__SET EXERCISE__: Output only the count of lines that contain "title".

'''

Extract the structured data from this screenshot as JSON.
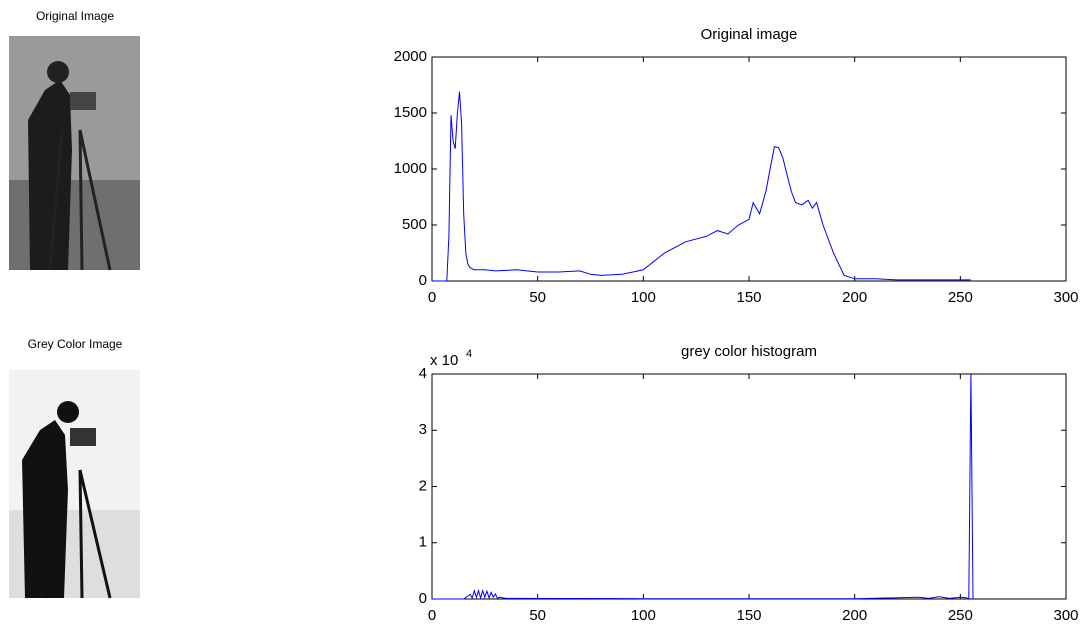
{
  "images": [
    {
      "title": "Original Image"
    },
    {
      "title": "Grey Color Image"
    }
  ],
  "chart_data": [
    {
      "type": "line",
      "title": "Original image",
      "color": "#0000ff",
      "x": [
        0,
        5,
        7,
        8,
        9,
        10,
        11,
        12,
        13,
        14,
        15,
        16,
        17,
        18,
        20,
        25,
        30,
        40,
        50,
        60,
        70,
        75,
        80,
        90,
        100,
        110,
        120,
        130,
        135,
        140,
        145,
        150,
        152,
        155,
        158,
        160,
        162,
        164,
        166,
        168,
        170,
        172,
        175,
        178,
        180,
        182,
        185,
        190,
        195,
        200,
        210,
        220,
        230,
        240,
        250,
        255
      ],
      "values": [
        0,
        0,
        0,
        400,
        1480,
        1250,
        1180,
        1500,
        1690,
        1400,
        600,
        250,
        150,
        120,
        100,
        100,
        90,
        100,
        80,
        80,
        90,
        60,
        50,
        60,
        100,
        250,
        350,
        400,
        450,
        420,
        500,
        550,
        700,
        600,
        800,
        1000,
        1200,
        1190,
        1100,
        950,
        800,
        700,
        680,
        720,
        650,
        700,
        500,
        250,
        50,
        20,
        20,
        10,
        10,
        10,
        10,
        10
      ],
      "xlim": [
        0,
        300
      ],
      "ylim": [
        0,
        2000
      ],
      "xticks": [
        0,
        50,
        100,
        150,
        200,
        250,
        300
      ],
      "yticks": [
        0,
        500,
        1000,
        1500,
        2000
      ]
    },
    {
      "type": "line",
      "title": "grey color histogram",
      "color": "#0000ff",
      "y_multiplier": {
        "base": "x 10",
        "exponent": "4"
      },
      "x": [
        0,
        15,
        18,
        19,
        20,
        21,
        22,
        23,
        24,
        25,
        26,
        27,
        28,
        29,
        30,
        31,
        32,
        35,
        100,
        200,
        230,
        235,
        240,
        245,
        250,
        253,
        254,
        255,
        256
      ],
      "values": [
        0,
        0,
        800,
        200,
        1500,
        300,
        1500,
        200,
        1500,
        300,
        1400,
        200,
        1200,
        300,
        900,
        100,
        300,
        100,
        50,
        50,
        300,
        100,
        400,
        100,
        300,
        200,
        0,
        40000,
        0
      ],
      "xlim": [
        0,
        300
      ],
      "ylim": [
        0,
        40000
      ],
      "xticks": [
        0,
        50,
        100,
        150,
        200,
        250,
        300
      ],
      "yticks": [
        0,
        {
          "value": 10000,
          "label": "1"
        },
        {
          "value": 20000,
          "label": "2"
        },
        {
          "value": 30000,
          "label": "3"
        },
        {
          "value": 40000,
          "label": "4"
        }
      ]
    }
  ]
}
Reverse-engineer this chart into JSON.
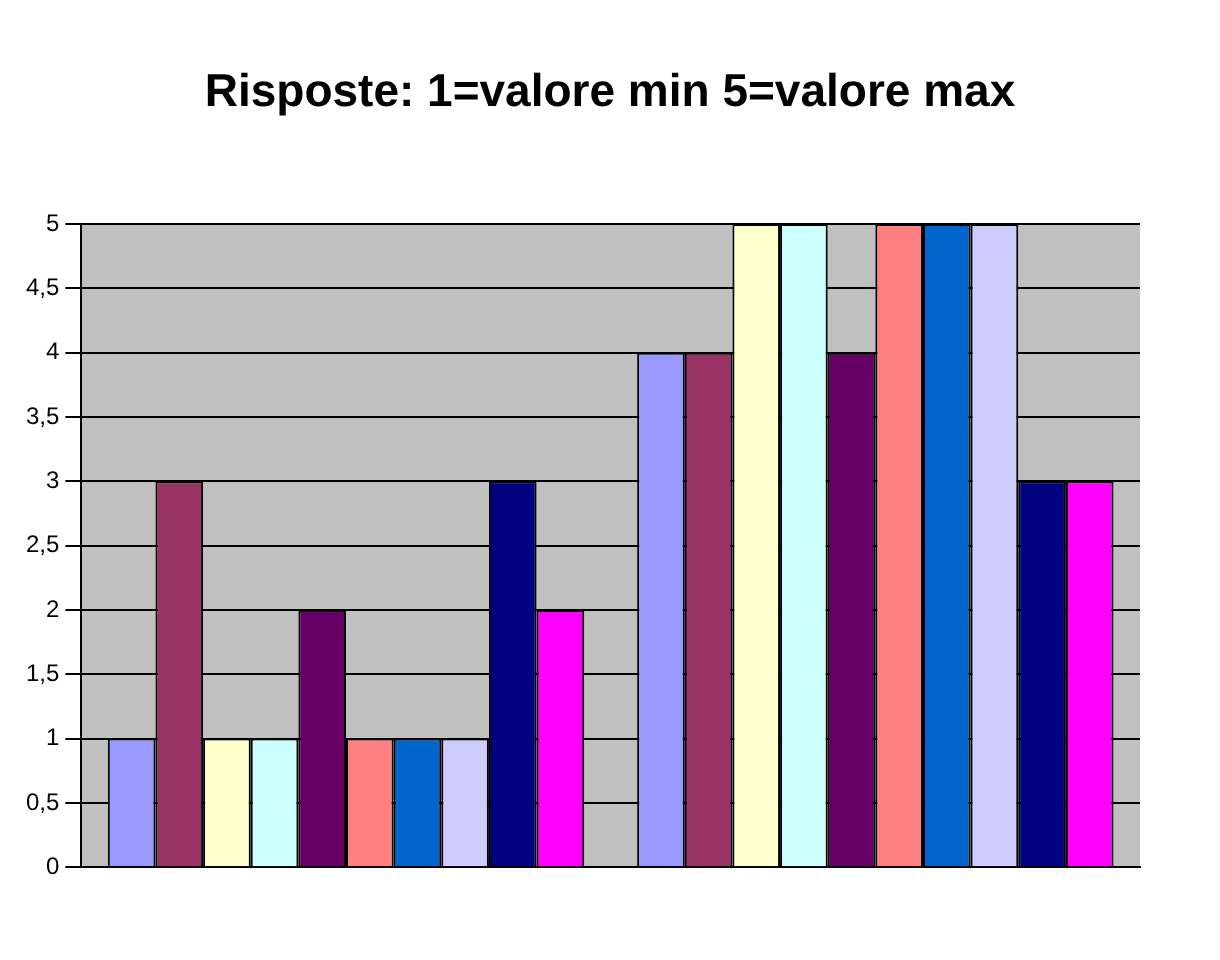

'''

__THE COMPLETED TASK__: 4